Records from a data source
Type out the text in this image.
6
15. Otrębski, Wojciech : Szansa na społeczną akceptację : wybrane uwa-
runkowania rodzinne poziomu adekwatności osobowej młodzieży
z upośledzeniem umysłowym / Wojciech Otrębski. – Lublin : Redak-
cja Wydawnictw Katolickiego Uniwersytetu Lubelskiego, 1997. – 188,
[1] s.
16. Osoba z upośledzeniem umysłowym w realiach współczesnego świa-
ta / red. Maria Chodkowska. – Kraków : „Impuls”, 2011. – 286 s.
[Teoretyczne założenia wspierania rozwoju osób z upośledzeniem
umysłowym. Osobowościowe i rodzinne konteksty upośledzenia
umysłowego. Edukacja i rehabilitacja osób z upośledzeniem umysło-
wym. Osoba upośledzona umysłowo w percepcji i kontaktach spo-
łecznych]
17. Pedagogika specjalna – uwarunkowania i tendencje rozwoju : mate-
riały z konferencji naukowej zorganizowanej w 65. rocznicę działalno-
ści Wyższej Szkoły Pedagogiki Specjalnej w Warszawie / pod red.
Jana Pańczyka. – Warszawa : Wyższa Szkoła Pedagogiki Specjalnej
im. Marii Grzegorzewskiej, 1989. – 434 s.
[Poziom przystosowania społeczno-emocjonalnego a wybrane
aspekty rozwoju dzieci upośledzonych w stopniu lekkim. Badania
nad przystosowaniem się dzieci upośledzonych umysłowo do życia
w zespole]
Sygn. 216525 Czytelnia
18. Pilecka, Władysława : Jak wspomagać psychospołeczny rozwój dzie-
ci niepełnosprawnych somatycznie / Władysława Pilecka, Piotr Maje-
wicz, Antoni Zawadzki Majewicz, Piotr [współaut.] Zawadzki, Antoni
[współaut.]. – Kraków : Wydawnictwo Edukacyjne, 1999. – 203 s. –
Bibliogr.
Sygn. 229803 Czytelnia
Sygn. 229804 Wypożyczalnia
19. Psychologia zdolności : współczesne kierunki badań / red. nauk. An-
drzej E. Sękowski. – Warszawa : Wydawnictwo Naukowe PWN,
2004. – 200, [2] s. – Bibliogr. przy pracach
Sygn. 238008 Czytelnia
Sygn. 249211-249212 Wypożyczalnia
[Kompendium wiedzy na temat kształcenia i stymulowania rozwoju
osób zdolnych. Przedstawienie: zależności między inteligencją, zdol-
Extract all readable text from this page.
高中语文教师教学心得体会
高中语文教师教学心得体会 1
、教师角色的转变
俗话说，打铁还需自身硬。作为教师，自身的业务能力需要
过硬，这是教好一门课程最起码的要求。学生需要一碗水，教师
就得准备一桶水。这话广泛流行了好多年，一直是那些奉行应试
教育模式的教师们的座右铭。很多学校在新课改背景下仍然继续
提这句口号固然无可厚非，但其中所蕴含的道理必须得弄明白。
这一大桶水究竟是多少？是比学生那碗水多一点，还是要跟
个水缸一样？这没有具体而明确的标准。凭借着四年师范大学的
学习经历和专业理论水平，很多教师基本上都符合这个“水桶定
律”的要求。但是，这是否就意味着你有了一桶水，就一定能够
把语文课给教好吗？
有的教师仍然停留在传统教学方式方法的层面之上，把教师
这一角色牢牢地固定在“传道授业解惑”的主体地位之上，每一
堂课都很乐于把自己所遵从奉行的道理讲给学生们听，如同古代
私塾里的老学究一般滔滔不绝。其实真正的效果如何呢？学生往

» **What is expected**:
Search the listing for the word "Piotr" and return each line that holds it.

» **Reply to the exercise**:
ci niepełnosprawnych somatycznie / Władysława Pilecka, Piotr Maje-
wicz, Antoni Zawadzki Majewicz, Piotr [współaut.] Zawadzki, Antoni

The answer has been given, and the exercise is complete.